What is expected —
Read through the data and count the lines that contain the string "title"; give only the result.

Data rows —
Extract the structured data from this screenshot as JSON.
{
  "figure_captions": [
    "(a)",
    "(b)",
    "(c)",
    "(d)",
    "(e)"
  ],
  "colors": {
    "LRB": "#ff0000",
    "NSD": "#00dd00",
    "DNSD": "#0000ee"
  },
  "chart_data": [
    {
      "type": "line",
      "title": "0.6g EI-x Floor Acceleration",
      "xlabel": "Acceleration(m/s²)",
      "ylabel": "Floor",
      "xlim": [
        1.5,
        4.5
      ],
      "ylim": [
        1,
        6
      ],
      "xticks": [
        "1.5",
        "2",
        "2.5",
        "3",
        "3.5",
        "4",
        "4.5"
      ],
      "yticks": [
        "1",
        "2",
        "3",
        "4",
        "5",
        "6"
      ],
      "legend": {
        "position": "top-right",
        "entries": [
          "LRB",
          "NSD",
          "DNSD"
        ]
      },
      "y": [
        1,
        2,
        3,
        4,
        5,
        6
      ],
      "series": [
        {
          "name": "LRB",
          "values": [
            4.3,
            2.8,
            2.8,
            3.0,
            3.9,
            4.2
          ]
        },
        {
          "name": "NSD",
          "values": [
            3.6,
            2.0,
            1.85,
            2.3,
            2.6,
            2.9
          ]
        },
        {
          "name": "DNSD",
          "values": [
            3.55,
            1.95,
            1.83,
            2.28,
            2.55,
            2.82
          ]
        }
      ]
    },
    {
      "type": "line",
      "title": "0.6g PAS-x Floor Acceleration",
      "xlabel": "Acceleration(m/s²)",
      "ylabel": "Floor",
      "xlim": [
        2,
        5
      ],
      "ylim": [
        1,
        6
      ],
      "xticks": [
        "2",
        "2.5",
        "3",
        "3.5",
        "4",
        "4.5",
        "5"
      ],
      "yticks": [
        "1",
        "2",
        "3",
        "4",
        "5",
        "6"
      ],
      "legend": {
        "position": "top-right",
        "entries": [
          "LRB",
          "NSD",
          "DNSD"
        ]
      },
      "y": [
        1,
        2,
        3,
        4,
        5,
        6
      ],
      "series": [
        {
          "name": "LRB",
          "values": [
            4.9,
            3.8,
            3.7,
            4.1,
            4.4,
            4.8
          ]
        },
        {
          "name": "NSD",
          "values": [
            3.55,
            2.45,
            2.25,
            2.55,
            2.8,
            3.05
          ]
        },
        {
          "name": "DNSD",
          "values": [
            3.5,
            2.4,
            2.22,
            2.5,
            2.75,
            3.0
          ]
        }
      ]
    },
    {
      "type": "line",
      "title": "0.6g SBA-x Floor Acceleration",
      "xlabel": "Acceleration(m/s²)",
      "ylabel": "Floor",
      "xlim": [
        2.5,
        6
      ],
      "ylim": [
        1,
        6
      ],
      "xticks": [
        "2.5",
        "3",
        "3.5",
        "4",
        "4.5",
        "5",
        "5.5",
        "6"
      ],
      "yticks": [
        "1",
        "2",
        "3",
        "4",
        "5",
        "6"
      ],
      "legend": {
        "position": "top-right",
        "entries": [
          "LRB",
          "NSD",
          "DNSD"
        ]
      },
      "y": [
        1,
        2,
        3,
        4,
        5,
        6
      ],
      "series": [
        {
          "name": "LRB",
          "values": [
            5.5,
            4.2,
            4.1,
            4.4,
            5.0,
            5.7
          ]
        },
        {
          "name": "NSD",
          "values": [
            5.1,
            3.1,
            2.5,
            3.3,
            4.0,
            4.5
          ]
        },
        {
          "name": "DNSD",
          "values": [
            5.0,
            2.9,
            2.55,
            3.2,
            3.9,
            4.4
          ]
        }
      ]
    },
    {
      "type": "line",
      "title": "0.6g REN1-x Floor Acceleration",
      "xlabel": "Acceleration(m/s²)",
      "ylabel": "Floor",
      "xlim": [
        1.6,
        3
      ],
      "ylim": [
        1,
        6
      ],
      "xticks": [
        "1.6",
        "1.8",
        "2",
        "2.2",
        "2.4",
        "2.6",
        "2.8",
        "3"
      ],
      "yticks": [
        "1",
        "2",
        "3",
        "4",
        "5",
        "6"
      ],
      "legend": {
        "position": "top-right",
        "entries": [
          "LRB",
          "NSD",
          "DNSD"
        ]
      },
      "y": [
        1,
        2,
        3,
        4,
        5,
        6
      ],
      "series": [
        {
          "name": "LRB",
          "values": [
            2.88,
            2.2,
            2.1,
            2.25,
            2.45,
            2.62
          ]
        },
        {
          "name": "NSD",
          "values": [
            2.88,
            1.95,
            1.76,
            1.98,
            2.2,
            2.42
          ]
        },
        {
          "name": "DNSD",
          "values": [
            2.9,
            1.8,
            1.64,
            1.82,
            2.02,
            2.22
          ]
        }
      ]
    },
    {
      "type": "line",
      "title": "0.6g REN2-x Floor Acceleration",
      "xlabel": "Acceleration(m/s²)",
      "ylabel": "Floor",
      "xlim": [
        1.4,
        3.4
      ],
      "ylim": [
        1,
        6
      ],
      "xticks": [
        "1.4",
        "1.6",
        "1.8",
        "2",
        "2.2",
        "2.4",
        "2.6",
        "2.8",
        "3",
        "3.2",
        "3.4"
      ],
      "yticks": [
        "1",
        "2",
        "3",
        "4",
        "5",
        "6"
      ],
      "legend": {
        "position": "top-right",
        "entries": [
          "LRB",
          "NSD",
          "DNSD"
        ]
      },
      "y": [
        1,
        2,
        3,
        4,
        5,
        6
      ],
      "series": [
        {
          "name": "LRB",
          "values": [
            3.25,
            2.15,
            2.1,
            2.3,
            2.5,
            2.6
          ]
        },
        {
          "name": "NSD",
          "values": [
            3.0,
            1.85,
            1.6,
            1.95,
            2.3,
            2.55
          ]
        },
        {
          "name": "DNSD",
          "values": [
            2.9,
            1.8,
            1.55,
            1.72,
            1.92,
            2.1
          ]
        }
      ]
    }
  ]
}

--

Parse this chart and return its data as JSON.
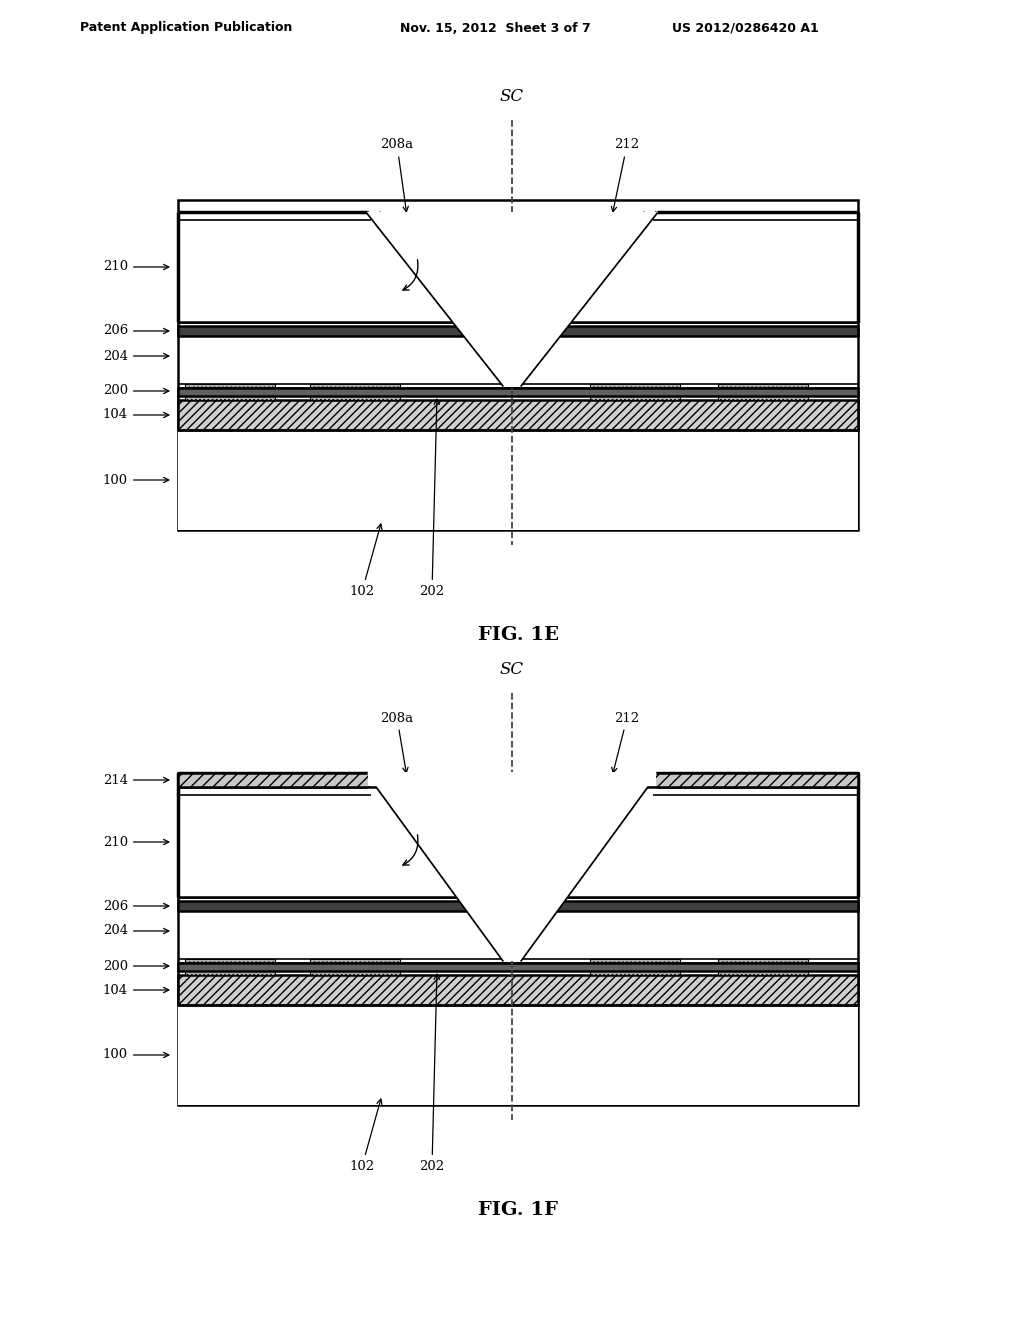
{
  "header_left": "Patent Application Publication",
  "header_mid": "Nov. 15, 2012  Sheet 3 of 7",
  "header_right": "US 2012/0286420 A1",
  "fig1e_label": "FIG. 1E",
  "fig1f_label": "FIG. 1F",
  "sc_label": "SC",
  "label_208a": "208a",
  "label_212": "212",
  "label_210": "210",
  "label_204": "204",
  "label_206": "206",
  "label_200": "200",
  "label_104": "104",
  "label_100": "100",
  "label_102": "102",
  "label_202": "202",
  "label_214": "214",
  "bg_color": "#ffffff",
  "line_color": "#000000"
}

==

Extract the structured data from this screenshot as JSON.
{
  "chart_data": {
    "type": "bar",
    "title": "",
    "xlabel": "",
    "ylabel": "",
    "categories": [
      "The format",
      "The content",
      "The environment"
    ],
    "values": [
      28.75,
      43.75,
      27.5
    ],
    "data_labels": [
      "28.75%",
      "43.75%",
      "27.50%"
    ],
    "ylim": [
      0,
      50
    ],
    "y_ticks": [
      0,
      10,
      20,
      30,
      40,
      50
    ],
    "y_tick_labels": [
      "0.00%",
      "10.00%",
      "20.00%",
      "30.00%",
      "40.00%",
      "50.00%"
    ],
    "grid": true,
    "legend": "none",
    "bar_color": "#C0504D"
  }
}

Output below —
6